## START Excerpted records
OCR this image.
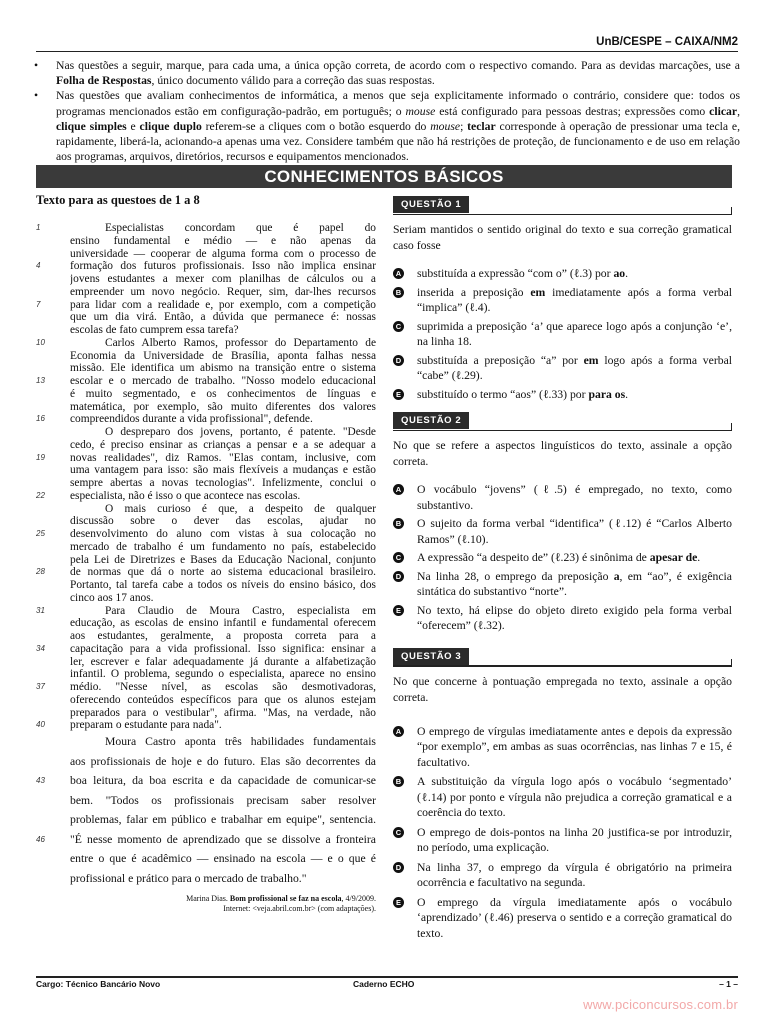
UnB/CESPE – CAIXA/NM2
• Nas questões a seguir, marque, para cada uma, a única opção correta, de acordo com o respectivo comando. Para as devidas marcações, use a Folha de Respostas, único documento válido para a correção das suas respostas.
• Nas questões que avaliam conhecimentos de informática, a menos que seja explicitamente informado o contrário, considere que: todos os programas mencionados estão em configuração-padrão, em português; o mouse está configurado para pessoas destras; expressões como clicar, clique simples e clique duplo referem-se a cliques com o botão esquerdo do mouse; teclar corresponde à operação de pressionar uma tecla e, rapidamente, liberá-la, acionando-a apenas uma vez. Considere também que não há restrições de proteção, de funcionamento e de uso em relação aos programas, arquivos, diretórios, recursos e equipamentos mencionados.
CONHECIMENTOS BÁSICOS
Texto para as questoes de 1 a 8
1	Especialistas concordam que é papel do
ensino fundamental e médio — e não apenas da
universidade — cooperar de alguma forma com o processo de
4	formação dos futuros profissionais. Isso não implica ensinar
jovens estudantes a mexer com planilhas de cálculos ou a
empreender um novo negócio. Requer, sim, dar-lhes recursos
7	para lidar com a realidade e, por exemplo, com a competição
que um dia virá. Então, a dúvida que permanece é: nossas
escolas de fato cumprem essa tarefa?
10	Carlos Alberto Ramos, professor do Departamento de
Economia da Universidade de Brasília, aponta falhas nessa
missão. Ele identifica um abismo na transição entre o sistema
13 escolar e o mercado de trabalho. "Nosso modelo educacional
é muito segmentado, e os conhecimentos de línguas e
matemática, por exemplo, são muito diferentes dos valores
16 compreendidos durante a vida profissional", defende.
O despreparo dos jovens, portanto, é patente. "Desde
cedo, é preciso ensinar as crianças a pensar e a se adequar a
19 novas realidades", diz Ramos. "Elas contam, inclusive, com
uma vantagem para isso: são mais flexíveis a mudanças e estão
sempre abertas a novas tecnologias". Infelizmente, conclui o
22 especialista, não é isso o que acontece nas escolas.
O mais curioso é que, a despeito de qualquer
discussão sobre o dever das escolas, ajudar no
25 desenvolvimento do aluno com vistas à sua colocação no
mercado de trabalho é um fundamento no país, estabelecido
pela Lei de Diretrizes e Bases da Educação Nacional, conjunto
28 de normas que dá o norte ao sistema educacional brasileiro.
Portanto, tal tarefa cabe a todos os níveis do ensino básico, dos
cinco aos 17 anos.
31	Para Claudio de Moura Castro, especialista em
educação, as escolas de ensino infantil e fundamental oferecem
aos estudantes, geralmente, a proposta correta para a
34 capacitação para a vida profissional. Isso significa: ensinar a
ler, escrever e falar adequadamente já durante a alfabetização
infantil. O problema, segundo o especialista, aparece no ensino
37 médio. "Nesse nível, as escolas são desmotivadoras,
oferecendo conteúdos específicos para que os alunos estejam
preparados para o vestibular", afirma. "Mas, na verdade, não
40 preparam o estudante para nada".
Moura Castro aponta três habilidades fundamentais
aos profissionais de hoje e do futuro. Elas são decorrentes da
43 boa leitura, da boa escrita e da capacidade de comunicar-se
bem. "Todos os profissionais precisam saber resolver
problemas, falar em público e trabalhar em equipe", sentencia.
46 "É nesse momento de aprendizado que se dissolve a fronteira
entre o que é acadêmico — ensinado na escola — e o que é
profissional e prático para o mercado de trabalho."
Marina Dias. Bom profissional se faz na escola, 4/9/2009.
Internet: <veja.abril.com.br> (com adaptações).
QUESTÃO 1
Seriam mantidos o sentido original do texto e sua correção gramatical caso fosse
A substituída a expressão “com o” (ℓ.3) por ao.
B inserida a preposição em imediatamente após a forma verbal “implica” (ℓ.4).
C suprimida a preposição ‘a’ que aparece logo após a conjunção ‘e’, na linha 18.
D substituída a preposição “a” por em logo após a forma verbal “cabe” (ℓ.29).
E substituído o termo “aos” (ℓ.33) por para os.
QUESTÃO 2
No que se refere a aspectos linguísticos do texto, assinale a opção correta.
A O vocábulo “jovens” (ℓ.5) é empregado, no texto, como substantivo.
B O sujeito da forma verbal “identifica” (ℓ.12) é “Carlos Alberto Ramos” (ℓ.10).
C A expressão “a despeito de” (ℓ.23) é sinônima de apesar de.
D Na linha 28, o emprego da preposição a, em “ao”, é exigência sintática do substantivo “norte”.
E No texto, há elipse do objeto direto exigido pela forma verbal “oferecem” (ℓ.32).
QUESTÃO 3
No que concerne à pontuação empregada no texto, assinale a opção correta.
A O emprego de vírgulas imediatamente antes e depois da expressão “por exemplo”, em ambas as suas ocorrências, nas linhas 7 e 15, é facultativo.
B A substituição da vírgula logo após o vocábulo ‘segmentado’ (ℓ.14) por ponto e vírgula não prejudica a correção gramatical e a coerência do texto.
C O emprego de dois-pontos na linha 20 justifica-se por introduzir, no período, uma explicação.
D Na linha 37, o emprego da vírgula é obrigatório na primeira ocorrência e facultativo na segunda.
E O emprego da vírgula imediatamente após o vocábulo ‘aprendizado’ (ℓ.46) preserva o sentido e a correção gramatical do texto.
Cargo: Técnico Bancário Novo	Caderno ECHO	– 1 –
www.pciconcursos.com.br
## END Excerpted records
## START Excerpted records
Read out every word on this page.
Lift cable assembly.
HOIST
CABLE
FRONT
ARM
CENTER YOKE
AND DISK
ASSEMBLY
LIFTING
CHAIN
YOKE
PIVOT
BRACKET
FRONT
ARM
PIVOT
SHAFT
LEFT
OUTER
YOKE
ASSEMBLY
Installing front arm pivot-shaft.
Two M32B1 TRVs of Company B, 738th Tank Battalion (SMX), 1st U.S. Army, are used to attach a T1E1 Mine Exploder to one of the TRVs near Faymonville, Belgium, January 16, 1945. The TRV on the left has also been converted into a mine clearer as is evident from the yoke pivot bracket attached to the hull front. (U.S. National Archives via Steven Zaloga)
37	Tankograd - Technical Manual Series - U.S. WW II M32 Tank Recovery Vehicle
## END Excerpted records
## START Excerpted records
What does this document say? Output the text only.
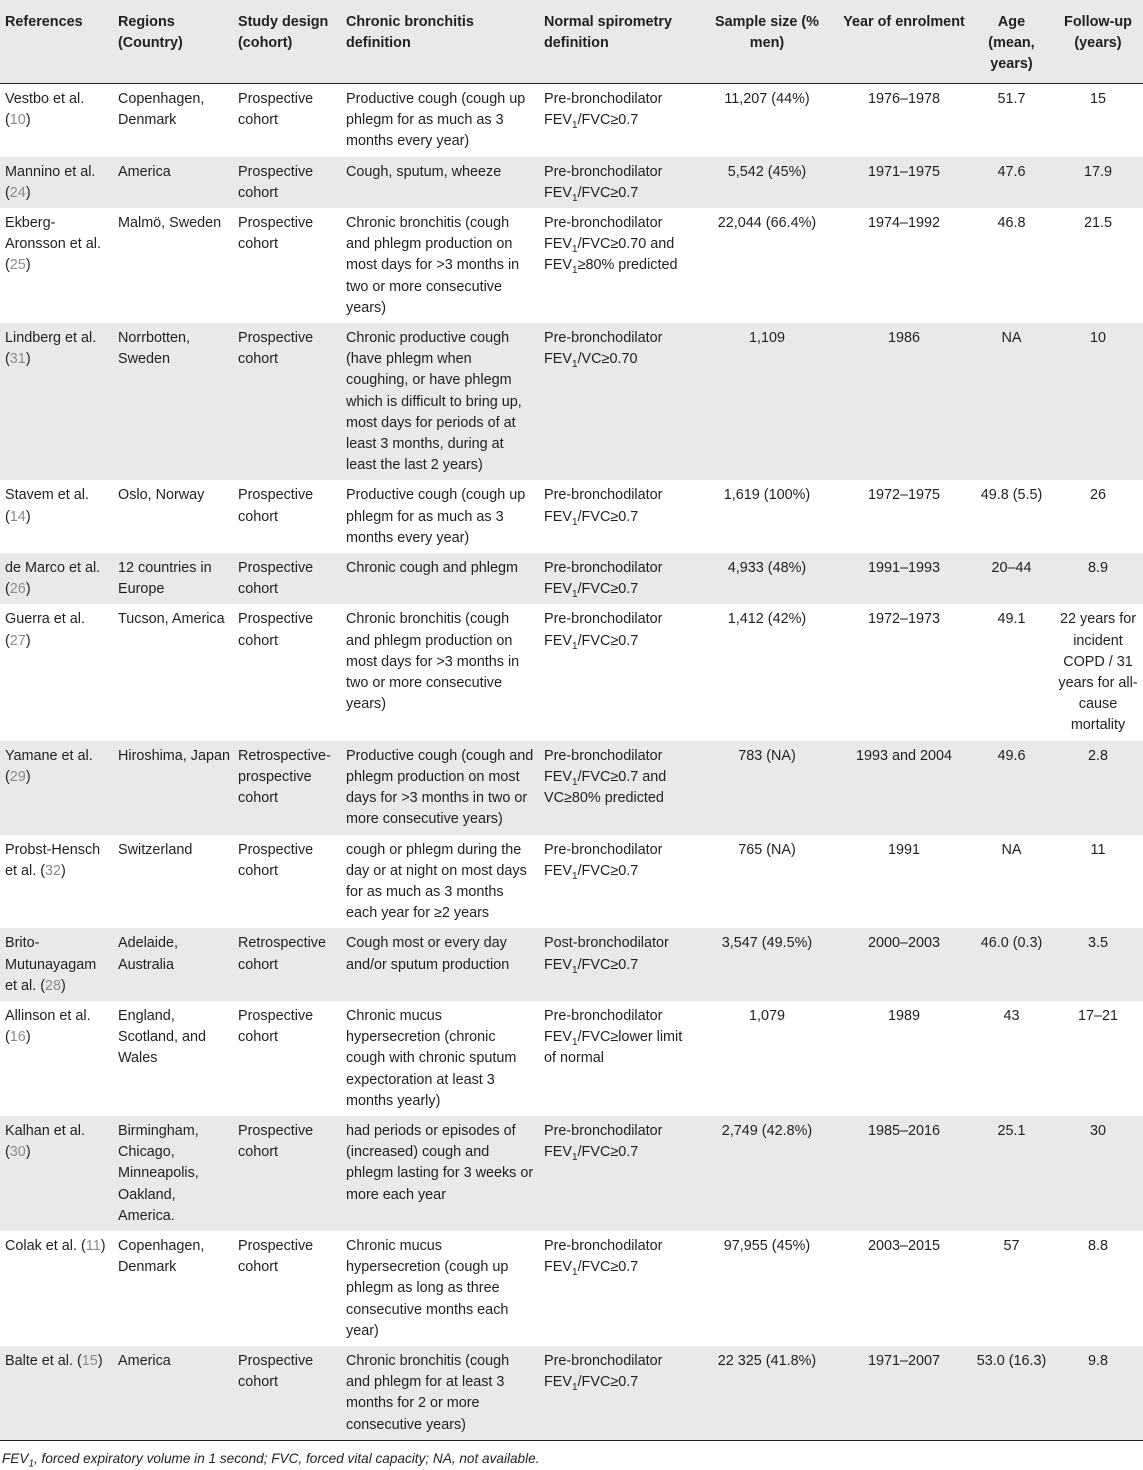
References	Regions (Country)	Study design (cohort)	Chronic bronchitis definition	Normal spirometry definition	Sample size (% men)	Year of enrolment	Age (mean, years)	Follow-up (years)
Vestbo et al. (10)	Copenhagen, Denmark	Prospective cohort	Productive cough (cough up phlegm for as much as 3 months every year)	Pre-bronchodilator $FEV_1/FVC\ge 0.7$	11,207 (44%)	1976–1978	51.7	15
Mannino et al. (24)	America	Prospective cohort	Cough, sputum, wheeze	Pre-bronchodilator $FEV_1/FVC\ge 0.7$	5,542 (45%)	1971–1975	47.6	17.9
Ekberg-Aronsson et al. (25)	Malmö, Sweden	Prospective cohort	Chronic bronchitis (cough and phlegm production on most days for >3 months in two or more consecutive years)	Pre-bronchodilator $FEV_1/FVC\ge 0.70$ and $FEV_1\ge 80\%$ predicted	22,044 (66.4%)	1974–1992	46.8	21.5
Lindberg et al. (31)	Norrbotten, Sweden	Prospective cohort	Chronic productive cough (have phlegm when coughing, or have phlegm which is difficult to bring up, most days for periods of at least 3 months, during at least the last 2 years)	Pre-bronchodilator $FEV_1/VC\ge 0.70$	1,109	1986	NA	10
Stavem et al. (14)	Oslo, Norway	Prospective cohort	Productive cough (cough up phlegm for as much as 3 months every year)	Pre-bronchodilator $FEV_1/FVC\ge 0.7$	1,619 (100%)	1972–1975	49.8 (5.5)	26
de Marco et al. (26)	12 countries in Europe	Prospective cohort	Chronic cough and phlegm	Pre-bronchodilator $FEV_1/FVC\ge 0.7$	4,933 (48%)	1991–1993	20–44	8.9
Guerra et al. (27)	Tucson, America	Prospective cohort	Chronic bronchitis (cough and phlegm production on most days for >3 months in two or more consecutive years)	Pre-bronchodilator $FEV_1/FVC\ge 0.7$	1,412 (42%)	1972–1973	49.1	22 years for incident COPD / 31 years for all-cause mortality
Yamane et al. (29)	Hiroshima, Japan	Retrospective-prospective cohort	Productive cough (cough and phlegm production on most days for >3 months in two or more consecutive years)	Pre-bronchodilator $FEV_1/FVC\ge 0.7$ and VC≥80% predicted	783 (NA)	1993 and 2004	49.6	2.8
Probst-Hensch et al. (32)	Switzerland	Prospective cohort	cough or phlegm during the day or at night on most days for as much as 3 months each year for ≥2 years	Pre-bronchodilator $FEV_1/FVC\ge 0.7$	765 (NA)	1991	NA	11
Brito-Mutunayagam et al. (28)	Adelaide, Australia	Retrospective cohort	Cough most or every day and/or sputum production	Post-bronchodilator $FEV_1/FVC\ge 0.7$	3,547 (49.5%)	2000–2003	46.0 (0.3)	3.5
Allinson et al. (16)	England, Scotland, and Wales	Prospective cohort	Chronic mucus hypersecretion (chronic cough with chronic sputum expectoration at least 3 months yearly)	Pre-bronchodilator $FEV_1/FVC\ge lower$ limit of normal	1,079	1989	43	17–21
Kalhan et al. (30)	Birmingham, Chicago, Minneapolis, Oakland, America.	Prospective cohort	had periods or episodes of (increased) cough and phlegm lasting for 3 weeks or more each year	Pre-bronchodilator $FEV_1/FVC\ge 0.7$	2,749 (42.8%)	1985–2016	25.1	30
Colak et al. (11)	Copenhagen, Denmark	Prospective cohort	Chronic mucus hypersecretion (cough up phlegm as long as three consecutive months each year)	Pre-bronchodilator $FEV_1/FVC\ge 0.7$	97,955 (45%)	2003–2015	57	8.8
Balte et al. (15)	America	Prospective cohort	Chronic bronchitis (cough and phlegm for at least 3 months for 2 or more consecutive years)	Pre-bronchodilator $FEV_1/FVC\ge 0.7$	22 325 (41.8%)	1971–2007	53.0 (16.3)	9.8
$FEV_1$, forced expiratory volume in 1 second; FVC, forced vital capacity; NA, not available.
## END Excerpted records
**Exercise prompt**
Select the lines from the entries that include the word "oferecem".

**Result of this task**
educação, as escolas de ensino infantil e fundamental oferecem
E No texto, há elipse do objeto direto exigido pela forma verbal “oferecem” (ℓ.32).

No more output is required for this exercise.